Short problem: Please set down all the lines beneath this one exactly, without the pictures.

Entries:
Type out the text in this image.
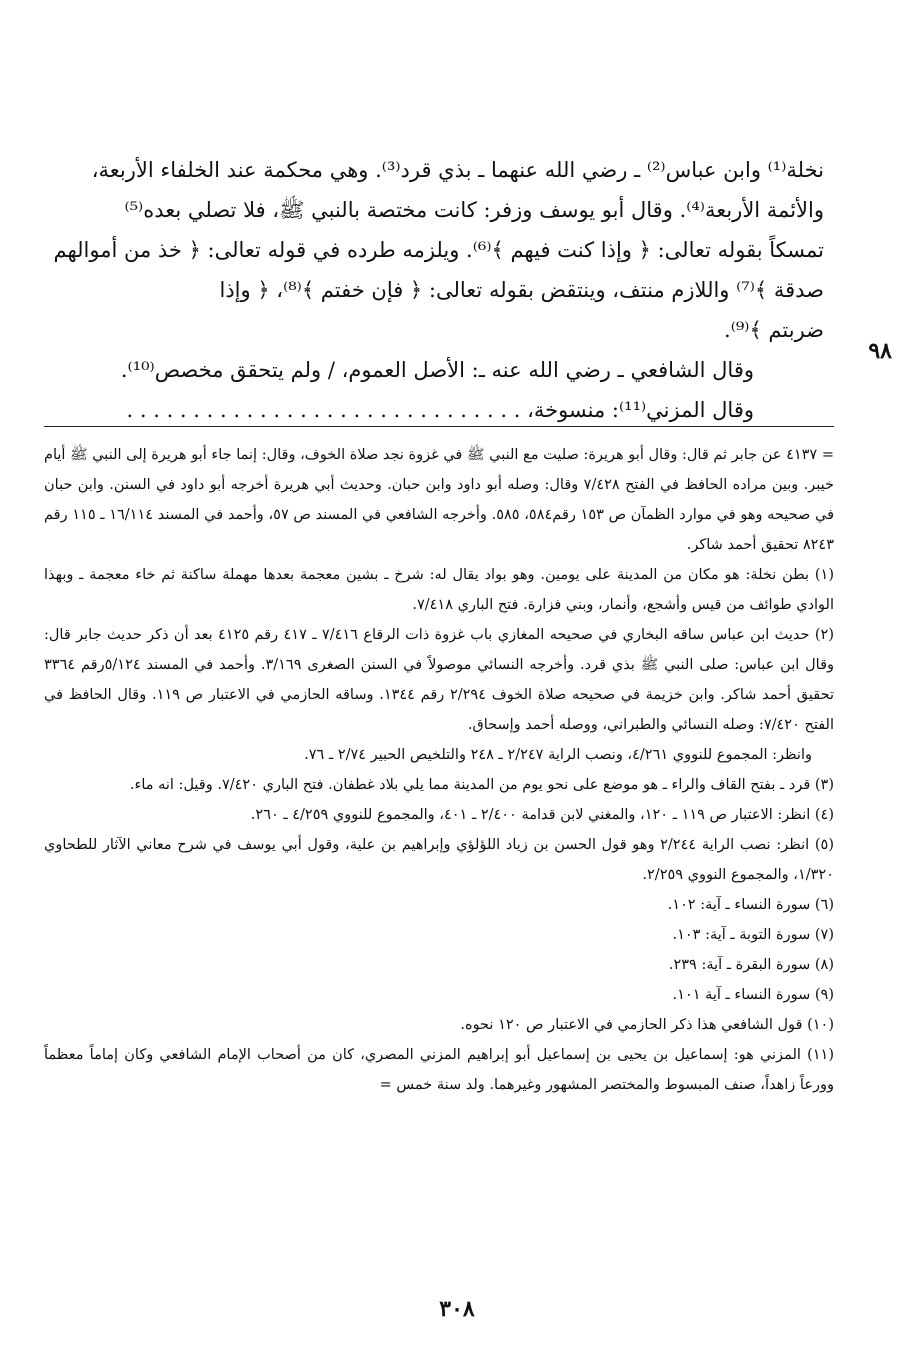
نخلة⁽¹⁾ وابن عباس⁽²⁾ ـ رضي الله عنهما ـ بذي قرد⁽³⁾. وهي محكمة عند الخلفاء الأربعة،

والأئمة الأربعة⁽⁴⁾. وقال أبو يوسف وزفر: كانت مختصة بالنبي ﷺ، فلا تصلي بعده⁽⁵⁾

تمسكاً بقوله تعالى: ﴿ وإذا كنت فيهم ﴾⁽⁶⁾. ويلزمه طرده في قوله تعالى: ﴿ خذ من أموالهم

صدقة ﴾⁽⁷⁾ واللازم منتف، وينتقض بقوله تعالى: ﴿ فإن خفتم ﴾⁽⁸⁾، ﴿ وإذا

ضربتم ﴾⁽⁹⁾.

وقال الشافعي ـ رضي الله عنه ـ: الأصل العموم، / ولم يتحقق مخصص⁽¹⁰⁾.

وقال المزني⁽¹¹⁾: منسوخة، . . . . . . . . . . . . . . . . . . . . . . . . . . . . . .

٩٨

= ٤١٣٧ عن جابر ثم قال: وقال أبو هريرة: صليت مع النبي ﷺ في غزوة نجد صلاة الخوف، وقال: إنما جاء أبو هريرة إلى النبي ﷺ أيام خيبر. وبين مراده الحافظ في الفتح ٧/٤٢٨ وقال: وصله أبو داود وابن حبان. وحديث أبي هريرة أخرجه أبو داود في السنن. وابن حبان في صحيحه وهو في موارد الظمآن ص ١٥٣ رقم٥٨٤، ٥٨٥. وأخرجه الشافعي في المسند ص ٥٧، وأحمد في المسند ١٦/١١٤ ـ ١١٥ رقم ٨٢٤٣ تحقيق أحمد شاكر.

(١) بطن نخلة: هو مكان من المدينة على يومين. وهو بواد يقال له: شرخ ـ بشين معجمة بعدها مهملة ساكنة ثم خاء معجمة ـ وبهذا الوادي طوائف من قيس وأشجع، وأنمار، وبني فزارة. فتح الباري ٧/٤١٨.

(٢) حديث ابن عباس ساقه البخاري في صحيحه المغازي باب غزوة ذات الرقاع ٧/٤١٦ ـ ٤١٧ رقم ٤١٢٥ بعد أن ذكر حديث جابر قال: وقال ابن عباس: صلى النبي ﷺ بذي قرد. وأخرجه النسائي موصولاً في السنن الصغرى ٣/١٦٩. وأحمد في المسند ٥/١٢٤رقم ٣٣٦٤ تحقيق أحمد شاكر. وابن خزيمة في صحيحه صلاة الخوف ٢/٢٩٤ رقم ١٣٤٤. وساقه الحازمي في الاعتبار ص ١١٩. وقال الحافظ في الفتح ٧/٤٢٠: وصله النسائي والطبراني، ووصله أحمد وإسحاق.

وانظر: المجموع للنووي ٤/٢٦١، ونصب الراية ٢/٢٤٧ ـ ٢٤٨ والتلخيص الحبير ٢/٧٤ ـ ٧٦.

(٣) قرد ـ بفتح القاف والراء ـ هو موضع على نحو يوم من المدينة مما يلي بلاد غطفان. فتح الباري ٧/٤٢٠. وقيل: انه ماء.

(٤) انظر: الاعتبار ص ١١٩ ـ ١٢٠، والمغني لابن قدامة ٢/٤٠٠ ـ ٤٠١، والمجموع للنووي ٤/٢٥٩ ـ ٢٦٠.

(٥) انظر: نصب الراية ٢/٢٤٤ وهو قول الحسن بن زياد اللؤلؤي وإبراهيم بن علية، وقول أبي يوسف في شرح معاني الآثار للطحاوي ١/٣٢٠، والمجموع النووي ٢/٢٥٩.

(٦) سورة النساء ـ آية: ١٠٢.

(٧) سورة التوبة ـ آية: ١٠٣.

(٨) سورة البقرة ـ آية: ٢٣٩.

(٩) سورة النساء ـ آية ١٠١.

(١٠) قول الشافعي هذا ذكر الحازمي في الاعتبار ص ١٢٠ نحوه.

(١١) المزني هو: إسماعيل بن يحيى بن إسماعيل أبو إبراهيم المزني المصري، كان من أصحاب الإمام الشافعي وكان إماماً معظماً وورعاً زاهداً، صنف المبسوط والمختصر المشهور وغيرهما. ولد سنة خمس =

٣٠٨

Reply:
Type out the text in this image.
نخلة⁽¹⁾ وابن عباس⁽²⁾ ـ رضي الله عنهما ـ بذي قرد⁽³⁾. وهي محكمة عند الخلفاء الأربعة،

والأئمة الأربعة⁽⁴⁾. وقال أبو يوسف وزفر: كانت مختصة بالنبي ﷺ، فلا تصلي بعده⁽⁵⁾

تمسكاً بقوله تعالى: ﴿ وإذا كنت فيهم ﴾⁽⁶⁾. ويلزمه طرده في قوله تعالى: ﴿ خذ من أموالهم

صدقة ﴾⁽⁷⁾ واللازم منتف، وينتقض بقوله تعالى: ﴿ فإن خفتم ﴾⁽⁸⁾، ﴿ وإذا

ضربتم ﴾⁽⁹⁾.

وقال الشافعي ـ رضي الله عنه ـ: الأصل العموم، / ولم يتحقق مخصص⁽¹⁰⁾.

وقال المزني⁽¹¹⁾: منسوخة، . . . . . . . . . . . . . . . . . . . . . . . . . . . . . .

٩٨

= ٤١٣٧ عن جابر ثم قال: وقال أبو هريرة: صليت مع النبي ﷺ في غزوة نجد صلاة الخوف، وقال: إنما جاء أبو هريرة إلى النبي ﷺ أيام خيبر. وبين مراده الحافظ في الفتح ٧/٤٢٨ وقال: وصله أبو داود وابن حبان. وحديث أبي هريرة أخرجه أبو داود في السنن. وابن حبان في صحيحه وهو في موارد الظمآن ص ١٥٣ رقم٥٨٤، ٥٨٥. وأخرجه الشافعي في المسند ص ٥٧، وأحمد في المسند ١٦/١١٤ ـ ١١٥ رقم ٨٢٤٣ تحقيق أحمد شاكر.

(١) بطن نخلة: هو مكان من المدينة على يومين. وهو بواد يقال له: شرخ ـ بشين معجمة بعدها مهملة ساكنة ثم خاء معجمة ـ وبهذا الوادي طوائف من قيس وأشجع، وأنمار، وبني فزارة. فتح الباري ٧/٤١٨.

(٢) حديث ابن عباس ساقه البخاري في صحيحه المغازي باب غزوة ذات الرقاع ٧/٤١٦ ـ ٤١٧ رقم ٤١٢٥ بعد أن ذكر حديث جابر قال: وقال ابن عباس: صلى النبي ﷺ بذي قرد. وأخرجه النسائي موصولاً في السنن الصغرى ٣/١٦٩. وأحمد في المسند ٥/١٢٤رقم ٣٣٦٤ تحقيق أحمد شاكر. وابن خزيمة في صحيحه صلاة الخوف ٢/٢٩٤ رقم ١٣٤٤. وساقه الحازمي في الاعتبار ص ١١٩. وقال الحافظ في الفتح ٧/٤٢٠: وصله النسائي والطبراني، ووصله أحمد وإسحاق.

وانظر: المجموع للنووي ٤/٢٦١، ونصب الراية ٢/٢٤٧ ـ ٢٤٨ والتلخيص الحبير ٢/٧٤ ـ ٧٦.

(٣) قرد ـ بفتح القاف والراء ـ هو موضع على نحو يوم من المدينة مما يلي بلاد غطفان. فتح الباري ٧/٤٢٠. وقيل: انه ماء.

(٤) انظر: الاعتبار ص ١١٩ ـ ١٢٠، والمغني لابن قدامة ٢/٤٠٠ ـ ٤٠١، والمجموع للنووي ٤/٢٥٩ ـ ٢٦٠.

(٥) انظر: نصب الراية ٢/٢٤٤ وهو قول الحسن بن زياد اللؤلؤي وإبراهيم بن علية، وقول أبي يوسف في شرح معاني الآثار للطحاوي ١/٣٢٠، والمجموع النووي ٢/٢٥٩.

(٦) سورة النساء ـ آية: ١٠٢.

(٧) سورة التوبة ـ آية: ١٠٣.

(٨) سورة البقرة ـ آية: ٢٣٩.

(٩) سورة النساء ـ آية ١٠١.

(١٠) قول الشافعي هذا ذكر الحازمي في الاعتبار ص ١٢٠ نحوه.

(١١) المزني هو: إسماعيل بن يحيى بن إسماعيل أبو إبراهيم المزني المصري، كان من أصحاب الإمام الشافعي وكان إماماً معظماً وورعاً زاهداً، صنف المبسوط والمختصر المشهور وغيرهما. ولد سنة خمس =

٣٠٨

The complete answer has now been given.